[The exercise]
Pictures don't belong in the copy; print all the records exactly.

[Rows]
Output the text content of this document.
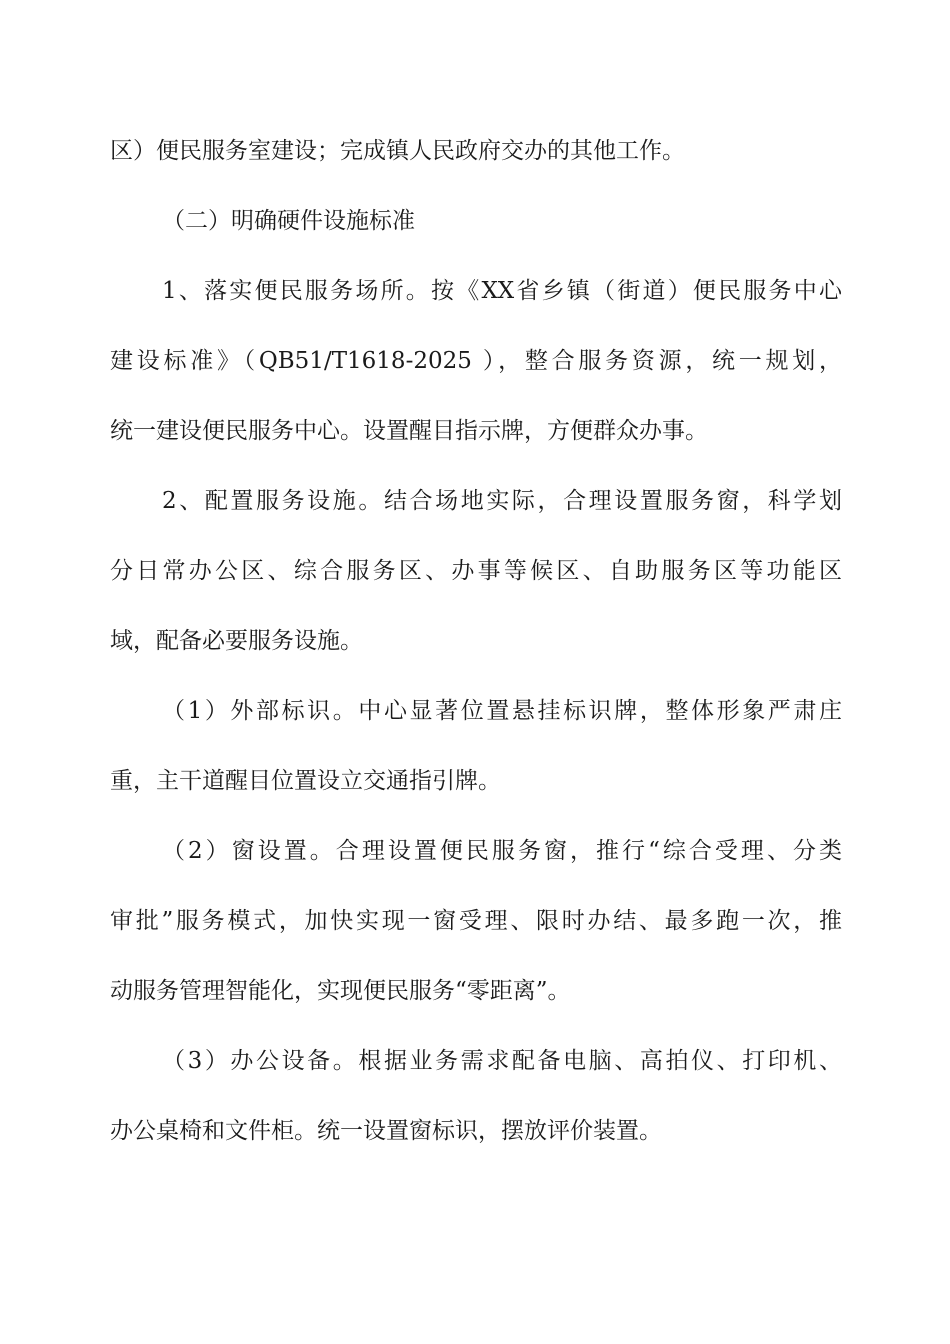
区）便民服务室建设；完成镇人民政府交办的其他工作。
（二）明确硬件设施标准
1、落实便民服务场所。按《XX省乡镇（街道）便民服务中心
建设标准》（QB51/T1618-2025 ），整合服务资源，统一规划，
统一建设便民服务中心。设置醒目指示牌，方便群众办事。
2、配置服务设施。结合场地实际，合理设置服务窗，科学划
分日常办公区、综合服务区、办事等候区、自助服务区等功能区
域，配备必要服务设施。
（1）外部标识。中心显著位置悬挂标识牌，整体形象严肃庄
重，主干道醒目位置设立交通指引牌。
（2）窗设置。合理设置便民服务窗，推行“综合受理、分类
审批”服务模式，加快实现一窗受理、限时办结、最多跑一次，推
动服务管理智能化，实现便民服务“零距离”。
（3）办公设备。根据业务需求配备电脑、高拍仪、打印机、
办公桌椅和文件柜。统一设置窗标识，摆放评价装置。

[Result of the exercise]
Output the text content of this document.
区）便民服务室建设；完成镇人民政府交办的其他工作。
（二）明确硬件设施标准
1、落实便民服务场所。按《XX省乡镇（街道）便民服务中心
建设标准》（QB51/T1618-2025 ），整合服务资源，统一规划，
统一建设便民服务中心。设置醒目指示牌，方便群众办事。
2、配置服务设施。结合场地实际，合理设置服务窗，科学划
分日常办公区、综合服务区、办事等候区、自助服务区等功能区
域，配备必要服务设施。
（1）外部标识。中心显著位置悬挂标识牌，整体形象严肃庄
重，主干道醒目位置设立交通指引牌。
（2）窗设置。合理设置便民服务窗，推行“综合受理、分类
审批”服务模式，加快实现一窗受理、限时办结、最多跑一次，推
动服务管理智能化，实现便民服务“零距离”。
（3）办公设备。根据业务需求配备电脑、高拍仪、打印机、
办公桌椅和文件柜。统一设置窗标识，摆放评价装置。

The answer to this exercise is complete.